Data provided
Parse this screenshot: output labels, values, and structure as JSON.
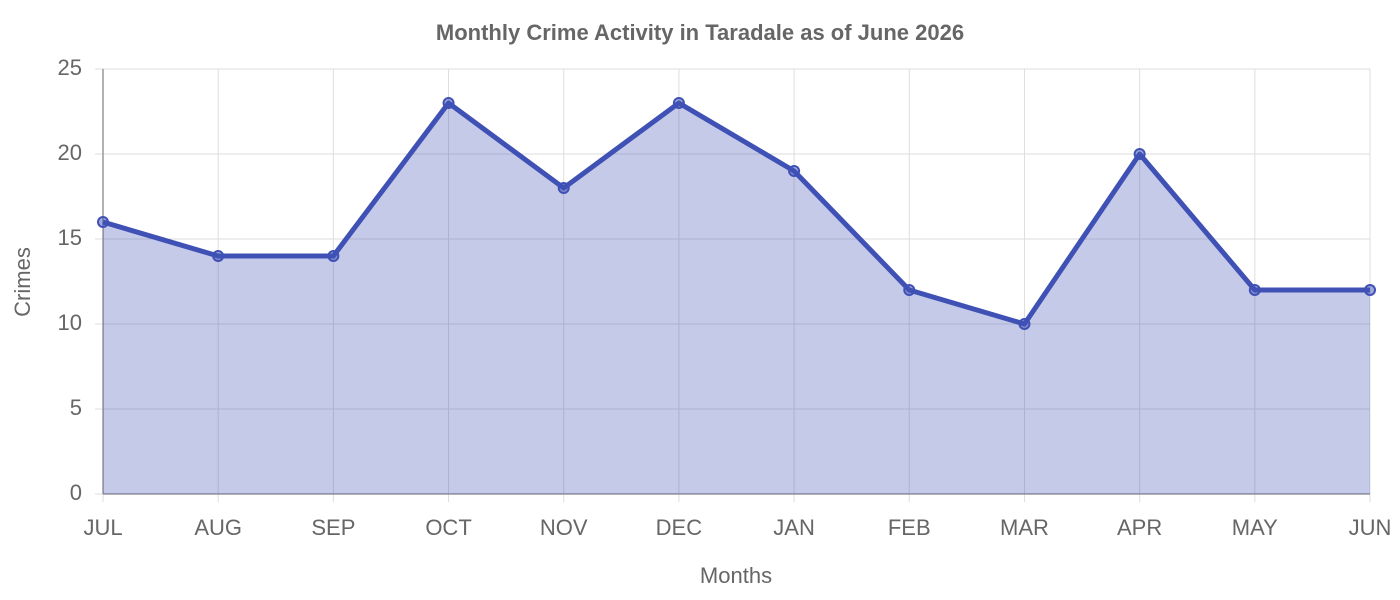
{
  "chart_data": {
    "type": "line",
    "title": "Monthly Crime Activity in Taradale as of June 2026",
    "x_label": "Months",
    "y_label": "Crimes",
    "categories": [
      "JUL",
      "AUG",
      "SEP",
      "OCT",
      "NOV",
      "DEC",
      "JAN",
      "FEB",
      "MAR",
      "APR",
      "MAY",
      "JUN"
    ],
    "values": [
      16,
      14,
      14,
      23,
      18,
      23,
      19,
      12,
      10,
      20,
      12,
      12
    ],
    "color": "#3f51b5",
    "fill": true,
    "ylim": [
      0,
      25
    ],
    "yticks": [
      0,
      5,
      10,
      15,
      20,
      25
    ],
    "grid": true
  }
}
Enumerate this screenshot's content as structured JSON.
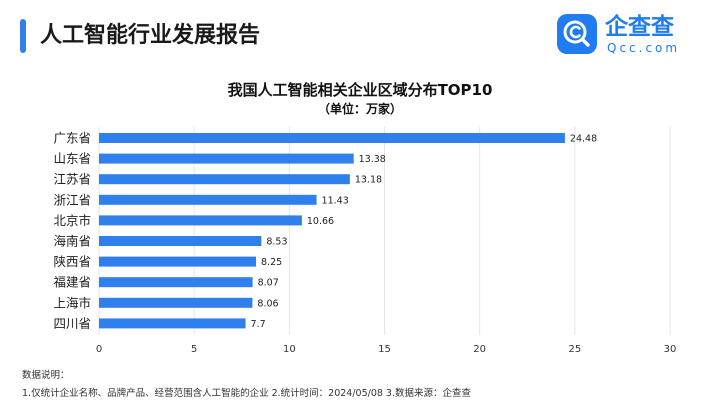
{
  "header": {
    "title": "人工智能行业发展报告",
    "accent_color": "#2f80ed"
  },
  "logo": {
    "name": "企查查",
    "domain": "Qcc.com",
    "icon": "qcc-magnifier-logo-icon",
    "color": "#1f7cf3"
  },
  "chart_data": {
    "type": "bar",
    "orientation": "horizontal",
    "title": "我国人工智能相关企业区域分布TOP10",
    "subtitle": "（单位：万家）",
    "categories": [
      "广东省",
      "山东省",
      "江苏省",
      "浙江省",
      "北京市",
      "海南省",
      "陕西省",
      "福建省",
      "上海市",
      "四川省"
    ],
    "values": [
      24.48,
      13.38,
      13.18,
      11.43,
      10.66,
      8.53,
      8.25,
      8.07,
      8.06,
      7.7
    ],
    "value_labels": [
      "24.48",
      "13.38",
      "13.18",
      "11.43",
      "10.66",
      "8.53",
      "8.25",
      "8.07",
      "8.06",
      "7.7"
    ],
    "xlim": [
      0,
      30
    ],
    "x_ticks": [
      0,
      5,
      10,
      15,
      20,
      25,
      30
    ],
    "bar_color": "#2f80ed",
    "grid": "vertical"
  },
  "notes": {
    "heading": "数据说明：",
    "line": "1.仅统计企业名称、品牌产品、经营范围含人工智能的企业   2.统计时间：2024/05/08   3.数据来源：企查查"
  }
}
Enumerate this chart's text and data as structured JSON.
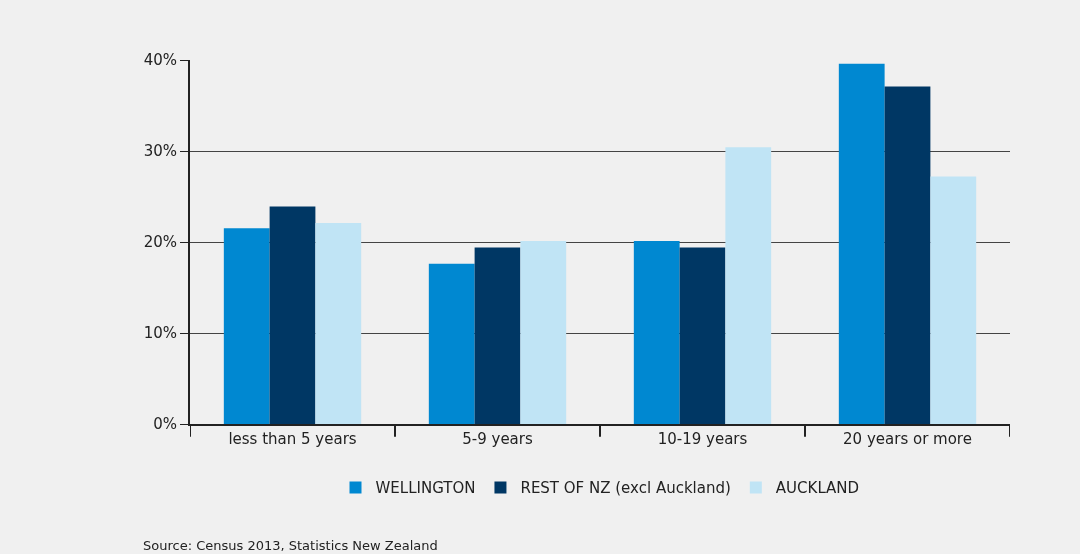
{
  "chart_data": {
    "type": "bar",
    "categories": [
      "less than 5 years",
      "5-9 years",
      "10-19 years",
      "20 years or more"
    ],
    "series": [
      {
        "name": "WELLINGTON",
        "color": "#0088d1",
        "values": [
          21.5,
          17.6,
          20.1,
          39.6
        ]
      },
      {
        "name": "REST OF NZ (excl Auckland)",
        "color": "#003764",
        "values": [
          23.9,
          19.4,
          19.4,
          37.1
        ]
      },
      {
        "name": "AUCKLAND",
        "color": "#c0e4f5",
        "values": [
          22.1,
          20.1,
          30.4,
          27.2
        ]
      }
    ],
    "ylim": [
      0,
      40
    ],
    "yticks": [
      {
        "value": 0,
        "label": "0%"
      },
      {
        "value": 10,
        "label": "10%"
      },
      {
        "value": 20,
        "label": "20%"
      },
      {
        "value": 30,
        "label": "30%"
      },
      {
        "value": 40,
        "label": "40%"
      }
    ],
    "grid": "y",
    "legend": "bottom",
    "annotations": [
      "Source: Census 2013, Statistics New Zealand"
    ]
  }
}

Required work
Using the listing above, pick out each line that contains the word "JSON", then copy it.

Solution for this problem
Parse this screenshot: output labels, values, and structure as JSON.
Enumerate this screenshot's content as structured JSON.
Enumerate this chart's text and data as structured JSON.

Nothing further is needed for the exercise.